───── Extracted information ─────

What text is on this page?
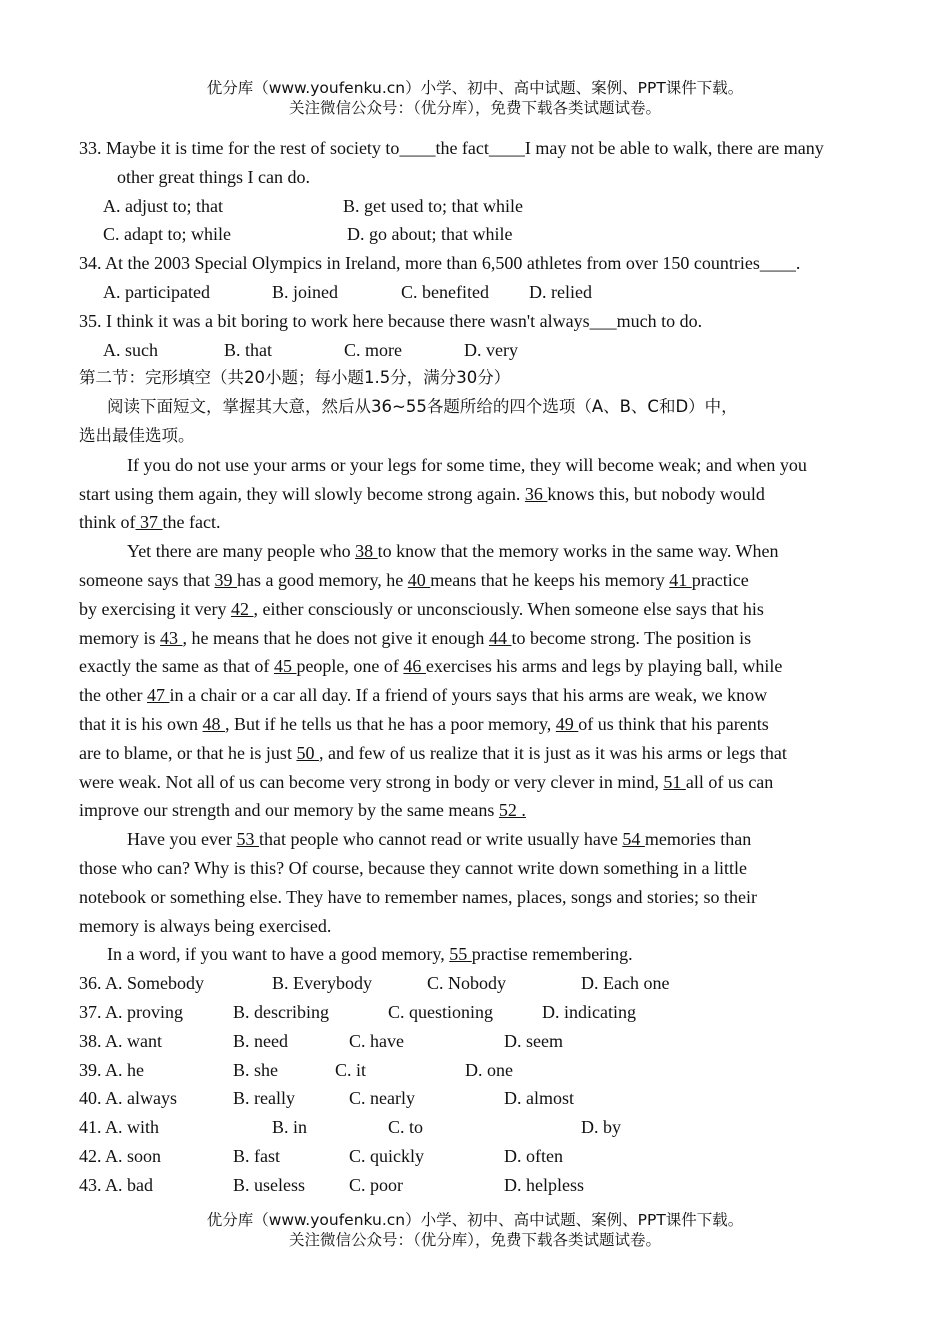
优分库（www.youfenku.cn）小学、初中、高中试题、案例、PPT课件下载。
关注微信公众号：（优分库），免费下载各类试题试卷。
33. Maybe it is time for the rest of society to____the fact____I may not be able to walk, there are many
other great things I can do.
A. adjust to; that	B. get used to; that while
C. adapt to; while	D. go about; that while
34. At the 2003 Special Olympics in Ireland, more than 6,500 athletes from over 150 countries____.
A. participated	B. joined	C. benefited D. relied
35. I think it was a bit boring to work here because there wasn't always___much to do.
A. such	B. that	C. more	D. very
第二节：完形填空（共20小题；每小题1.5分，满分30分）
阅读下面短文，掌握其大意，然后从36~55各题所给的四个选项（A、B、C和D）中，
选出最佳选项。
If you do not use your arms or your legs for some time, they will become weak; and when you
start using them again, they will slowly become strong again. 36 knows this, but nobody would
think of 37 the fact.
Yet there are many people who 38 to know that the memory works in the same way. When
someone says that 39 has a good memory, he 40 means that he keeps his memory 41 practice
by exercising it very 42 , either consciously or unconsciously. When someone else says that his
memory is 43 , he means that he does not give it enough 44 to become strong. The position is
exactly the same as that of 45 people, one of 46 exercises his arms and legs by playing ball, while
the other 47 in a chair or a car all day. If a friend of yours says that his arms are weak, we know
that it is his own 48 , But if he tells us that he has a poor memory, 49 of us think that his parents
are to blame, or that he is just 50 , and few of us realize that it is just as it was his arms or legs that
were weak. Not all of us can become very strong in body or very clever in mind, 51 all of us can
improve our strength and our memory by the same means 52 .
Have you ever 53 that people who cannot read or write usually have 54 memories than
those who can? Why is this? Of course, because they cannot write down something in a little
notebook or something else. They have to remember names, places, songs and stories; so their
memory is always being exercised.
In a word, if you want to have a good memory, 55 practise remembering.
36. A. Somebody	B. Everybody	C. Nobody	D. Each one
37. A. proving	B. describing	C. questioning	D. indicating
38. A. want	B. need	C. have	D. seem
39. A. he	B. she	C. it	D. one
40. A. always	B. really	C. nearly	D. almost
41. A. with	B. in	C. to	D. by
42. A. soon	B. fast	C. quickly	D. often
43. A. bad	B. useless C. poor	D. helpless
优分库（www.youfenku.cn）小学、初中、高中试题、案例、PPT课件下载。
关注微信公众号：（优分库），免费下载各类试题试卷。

─────
───── Extracted information ─────

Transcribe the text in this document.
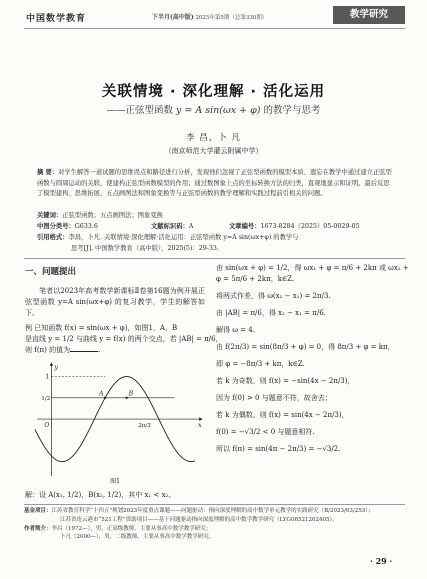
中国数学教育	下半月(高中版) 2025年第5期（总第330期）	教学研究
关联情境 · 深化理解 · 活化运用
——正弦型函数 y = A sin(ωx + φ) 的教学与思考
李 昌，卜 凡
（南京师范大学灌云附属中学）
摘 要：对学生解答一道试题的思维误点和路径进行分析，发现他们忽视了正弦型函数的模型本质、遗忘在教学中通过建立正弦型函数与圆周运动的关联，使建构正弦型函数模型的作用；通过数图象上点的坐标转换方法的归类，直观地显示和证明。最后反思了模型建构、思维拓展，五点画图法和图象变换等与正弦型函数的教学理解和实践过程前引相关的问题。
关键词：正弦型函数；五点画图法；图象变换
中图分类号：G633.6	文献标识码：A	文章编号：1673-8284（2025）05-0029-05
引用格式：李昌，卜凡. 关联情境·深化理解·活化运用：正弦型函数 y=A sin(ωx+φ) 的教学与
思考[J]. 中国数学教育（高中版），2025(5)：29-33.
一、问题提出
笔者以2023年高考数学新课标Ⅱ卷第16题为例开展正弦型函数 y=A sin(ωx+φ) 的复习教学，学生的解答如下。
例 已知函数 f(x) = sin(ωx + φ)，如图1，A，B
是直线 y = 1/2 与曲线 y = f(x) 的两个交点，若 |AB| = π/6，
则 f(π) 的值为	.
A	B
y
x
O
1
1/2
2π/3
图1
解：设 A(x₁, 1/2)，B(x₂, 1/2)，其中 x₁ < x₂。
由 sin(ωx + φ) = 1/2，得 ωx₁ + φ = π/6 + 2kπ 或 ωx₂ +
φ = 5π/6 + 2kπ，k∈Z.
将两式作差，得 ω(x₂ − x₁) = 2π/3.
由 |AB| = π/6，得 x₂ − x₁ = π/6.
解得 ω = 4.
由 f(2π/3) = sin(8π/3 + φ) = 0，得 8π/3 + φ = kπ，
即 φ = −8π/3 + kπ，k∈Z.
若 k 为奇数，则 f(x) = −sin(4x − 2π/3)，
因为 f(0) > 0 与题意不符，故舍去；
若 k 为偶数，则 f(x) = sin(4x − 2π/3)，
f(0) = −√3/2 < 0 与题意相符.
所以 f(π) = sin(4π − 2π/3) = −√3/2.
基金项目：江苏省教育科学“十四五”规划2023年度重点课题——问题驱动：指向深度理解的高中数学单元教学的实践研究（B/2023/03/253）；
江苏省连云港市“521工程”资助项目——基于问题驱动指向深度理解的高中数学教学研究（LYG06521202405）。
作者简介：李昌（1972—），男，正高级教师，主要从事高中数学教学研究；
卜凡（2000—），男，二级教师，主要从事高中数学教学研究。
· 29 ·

─────

> **Goal**:
Work out how many lines in the records above contain the word "other", and reply with that number alone.

> **Finished answer**:
2